#### [What to produce]
The exercise asks you to copy every line below in which "thaimassage" appears.

Recorded data:
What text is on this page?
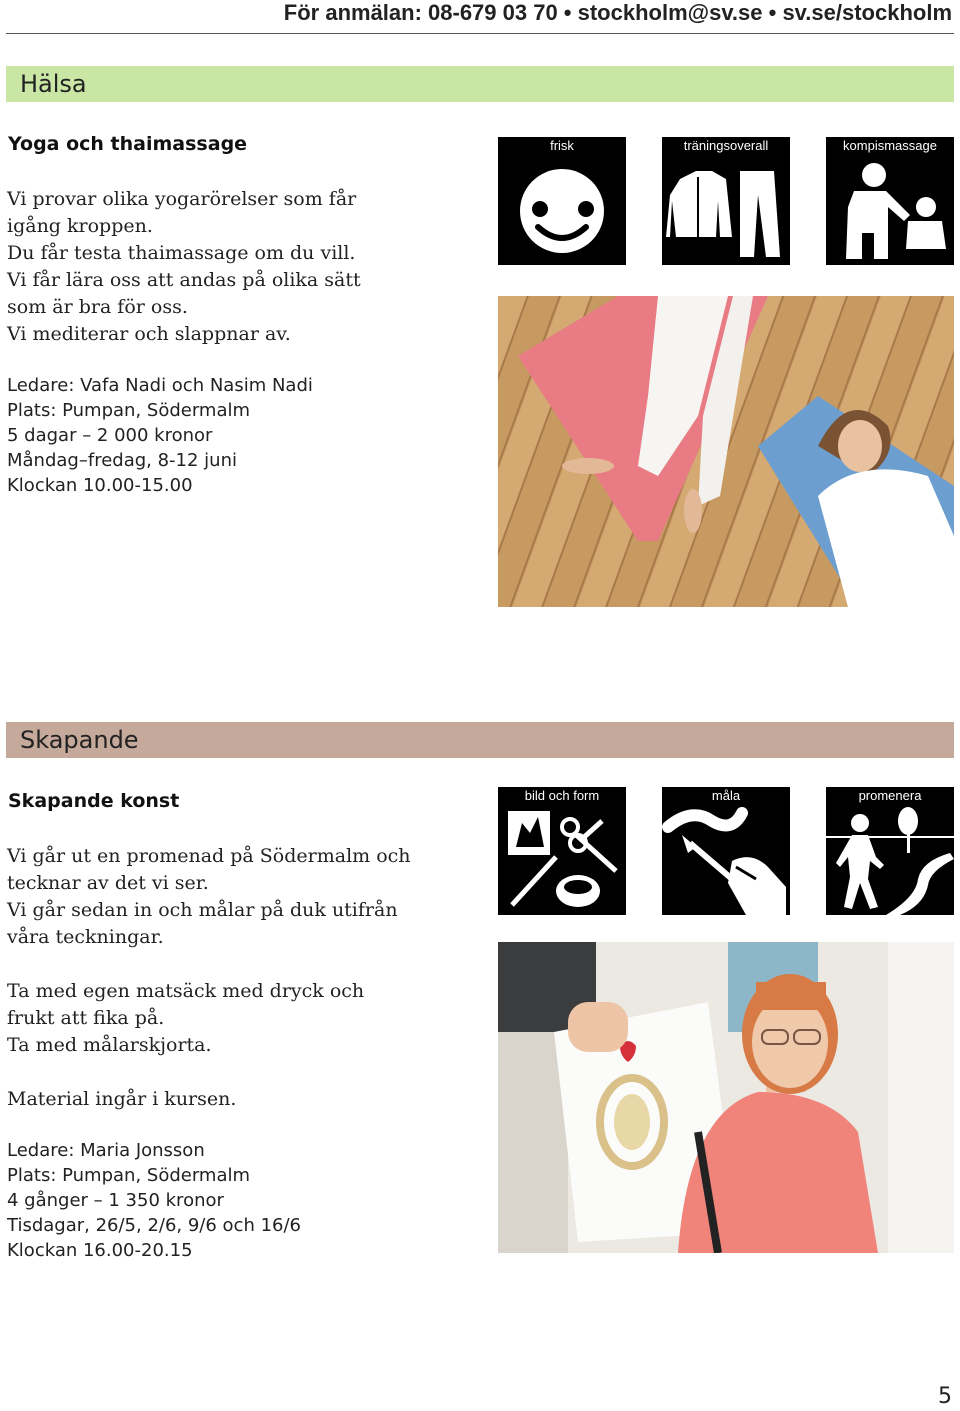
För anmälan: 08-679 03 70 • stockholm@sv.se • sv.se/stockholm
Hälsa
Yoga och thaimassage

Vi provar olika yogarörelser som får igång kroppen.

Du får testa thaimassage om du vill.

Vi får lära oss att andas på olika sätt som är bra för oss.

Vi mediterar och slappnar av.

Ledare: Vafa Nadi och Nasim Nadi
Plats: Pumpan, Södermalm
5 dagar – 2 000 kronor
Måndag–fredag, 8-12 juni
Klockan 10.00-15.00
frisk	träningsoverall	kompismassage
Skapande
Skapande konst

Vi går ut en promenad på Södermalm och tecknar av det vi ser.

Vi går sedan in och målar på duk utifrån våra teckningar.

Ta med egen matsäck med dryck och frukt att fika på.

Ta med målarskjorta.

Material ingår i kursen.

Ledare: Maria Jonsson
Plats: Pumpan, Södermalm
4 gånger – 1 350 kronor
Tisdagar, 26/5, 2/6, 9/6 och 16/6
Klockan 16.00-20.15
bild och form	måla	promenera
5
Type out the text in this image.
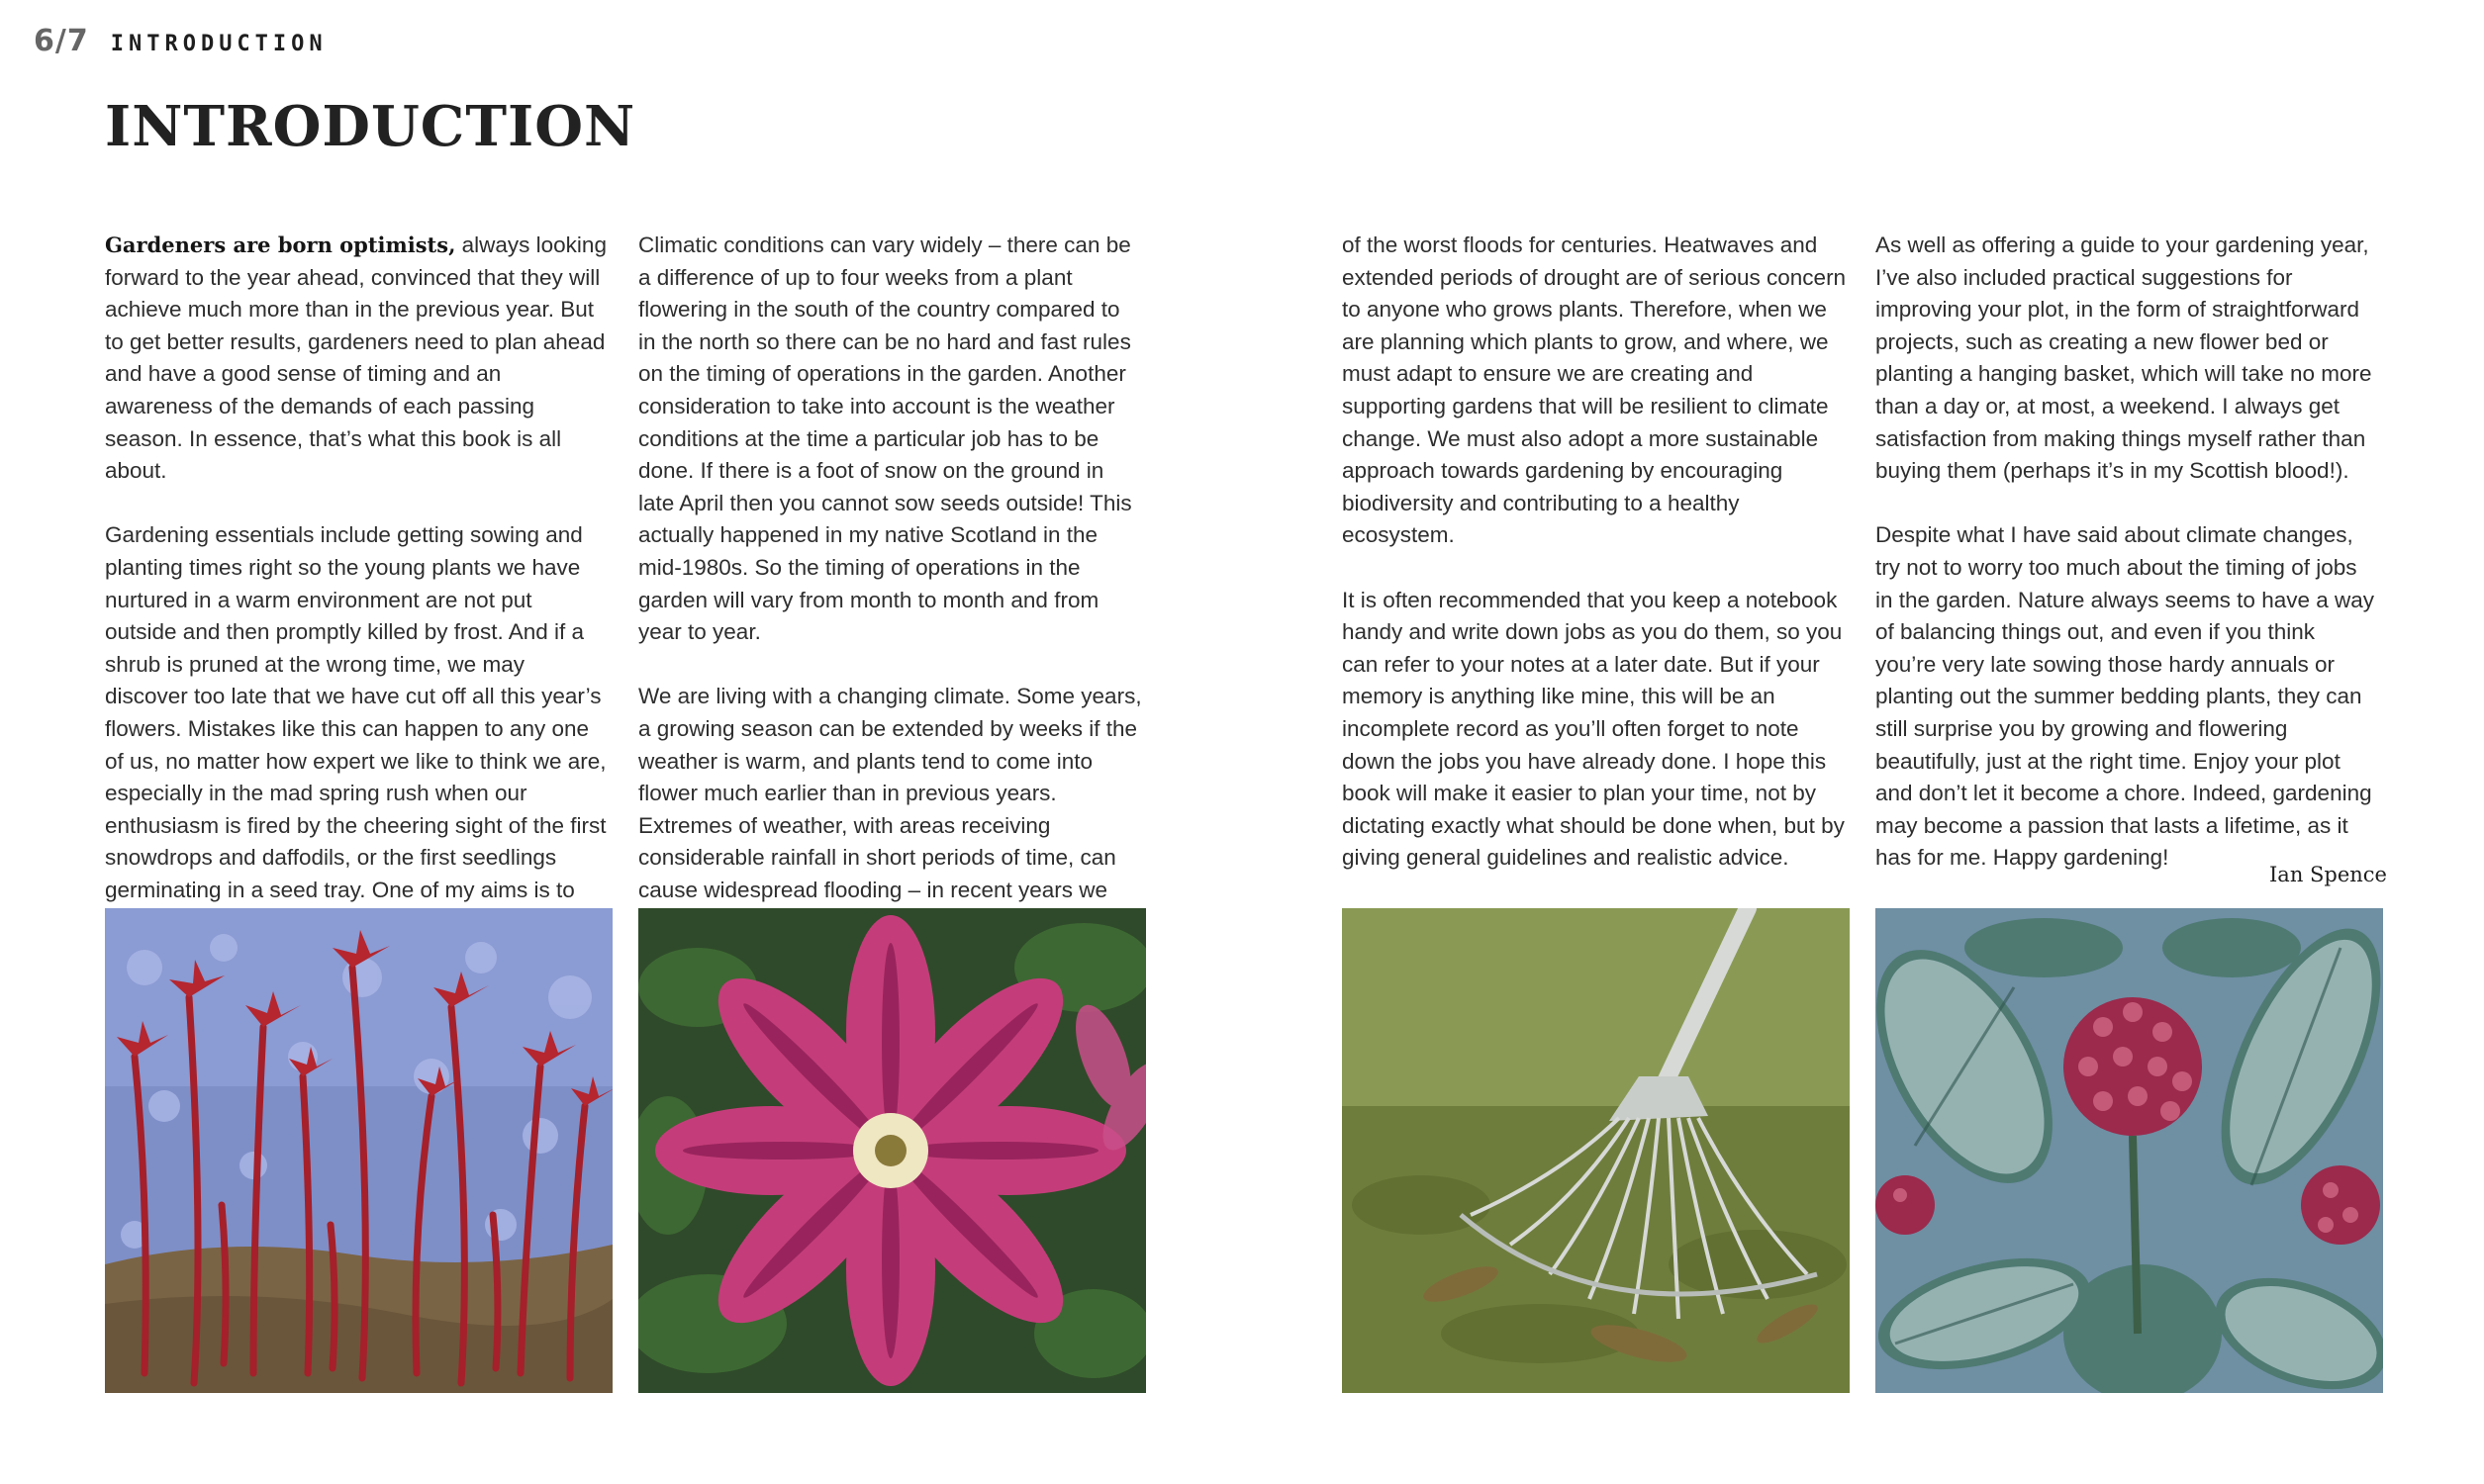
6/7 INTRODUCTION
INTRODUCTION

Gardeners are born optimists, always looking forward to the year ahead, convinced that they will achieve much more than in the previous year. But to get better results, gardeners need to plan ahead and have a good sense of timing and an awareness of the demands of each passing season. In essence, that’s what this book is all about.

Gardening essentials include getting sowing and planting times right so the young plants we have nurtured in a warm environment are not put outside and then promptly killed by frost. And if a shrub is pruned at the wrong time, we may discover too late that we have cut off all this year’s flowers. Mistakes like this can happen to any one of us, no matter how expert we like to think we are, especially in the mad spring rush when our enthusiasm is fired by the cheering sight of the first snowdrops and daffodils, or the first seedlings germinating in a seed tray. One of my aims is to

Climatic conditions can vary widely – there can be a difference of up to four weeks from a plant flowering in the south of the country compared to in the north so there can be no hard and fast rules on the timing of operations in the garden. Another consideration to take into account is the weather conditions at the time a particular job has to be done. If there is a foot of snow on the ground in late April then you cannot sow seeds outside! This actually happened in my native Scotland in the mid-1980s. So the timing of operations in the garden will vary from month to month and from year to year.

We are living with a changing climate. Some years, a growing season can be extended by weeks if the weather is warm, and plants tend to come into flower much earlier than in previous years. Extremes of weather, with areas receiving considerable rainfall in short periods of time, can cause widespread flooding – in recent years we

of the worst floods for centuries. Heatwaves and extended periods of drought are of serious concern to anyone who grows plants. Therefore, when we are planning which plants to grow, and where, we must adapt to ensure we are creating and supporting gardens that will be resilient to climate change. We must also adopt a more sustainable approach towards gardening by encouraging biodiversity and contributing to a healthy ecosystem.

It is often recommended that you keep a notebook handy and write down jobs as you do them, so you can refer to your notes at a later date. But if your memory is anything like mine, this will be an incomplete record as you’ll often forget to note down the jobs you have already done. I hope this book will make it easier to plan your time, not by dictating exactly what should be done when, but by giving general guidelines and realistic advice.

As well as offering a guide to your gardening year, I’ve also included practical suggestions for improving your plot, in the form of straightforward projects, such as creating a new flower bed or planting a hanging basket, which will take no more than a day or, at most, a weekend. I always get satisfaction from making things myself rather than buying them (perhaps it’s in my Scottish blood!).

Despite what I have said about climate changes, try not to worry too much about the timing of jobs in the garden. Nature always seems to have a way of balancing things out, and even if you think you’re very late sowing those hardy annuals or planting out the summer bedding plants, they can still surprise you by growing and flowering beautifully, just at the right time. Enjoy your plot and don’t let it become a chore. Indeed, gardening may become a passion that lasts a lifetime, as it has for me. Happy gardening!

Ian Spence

#### [Result]
Yoga och thaimassage
Du får testa thaimassage om du vill.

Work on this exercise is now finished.